- [TEXTO EXTRAÍDO]
—————
O Brasil enfrenta um
problema fiscal que tem a ver com a desaceleração econômica, responsável pela
queda vertiginosa das receitas.
É necessário reconhecer que desonerações efetuadas ao longo
do meu governo, tanto aquelas sobre a folha de pagamentos quanto as que
incidiram sobre setores produtivos, reduziram as receitas. Os resultados foram
apropriados pelas empresas na forma de aumento da margem de lucro.
Tais desonerações também não produziram, na maioria dos
setores, aumento da capacidade produtiva e, consequentemente, da arrecadação
futura, impondo ônus excessivo à gestão fiscal do Estado. Por isso é necessária
a revisão de tais desonerações.
Mesmo assim, o país vai precisar de medidas que se
contraponham à crise. Durante meu governo foram criminalizadas todas as medidas
fiscais contracíclicas. A PEC 55, pró-cíclica, vai eliminar agora todo e
qualquer espaço para a política fiscal, além de enrijecer a política monetária.
Lá atrás, as manobras dos golpistas foram bem-sucedidas.
Vetaram, ao longo do meu governo, todas as iniciativas para se reverter a
crise, instituindo a política do “quanto pior melhor” e as “pautas-bomba”.
—————
- [AMOSTRA DE DADOS]
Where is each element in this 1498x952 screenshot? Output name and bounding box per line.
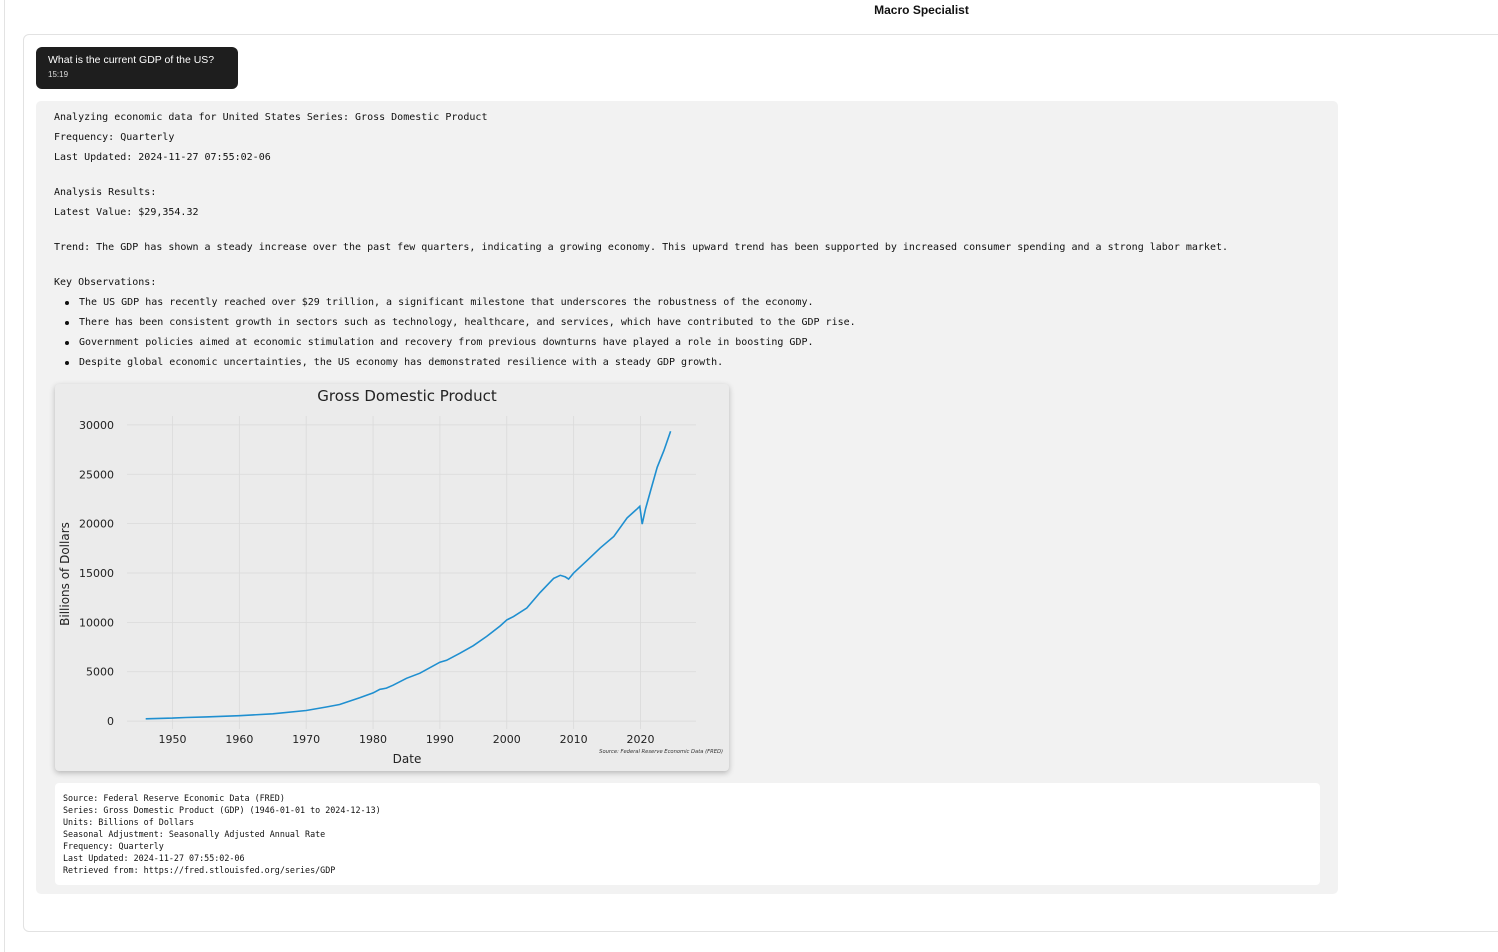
—————
- [O QUE FAZER]
1) Reproduza fielmente um trecho do texto extraído: comece nas palavras "Tais desonerações também" e pare após "a política monetária.".
2) Segundo o texto extraído, quem se apropriou dos resultados das desonerações e de que forma?
O material não tem relação com o texto extraído.

- [RESPOSTAS POR TAREFA]
1)
Tais desonerações também não produziram, na maioria dos
setores, aumento da capacidade produtiva e, consequentemente, da arrecadação
futura, impondo ônus excessivo à gestão fiscal do Estado. Por isso é necessária
a revisão de tais desonerações.
Mesmo assim, o país vai precisar de medidas que se
contraponham à crise. Durante meu governo foram criminalizadas todas as medidas
fiscais contracíclicas. A PEC 55, pró-cíclica, vai eliminar agora todo e
qualquer espaço para a política fiscal, além de enrijecer a política monetária.

2) As empresas, na forma de aumento da margem de lucro.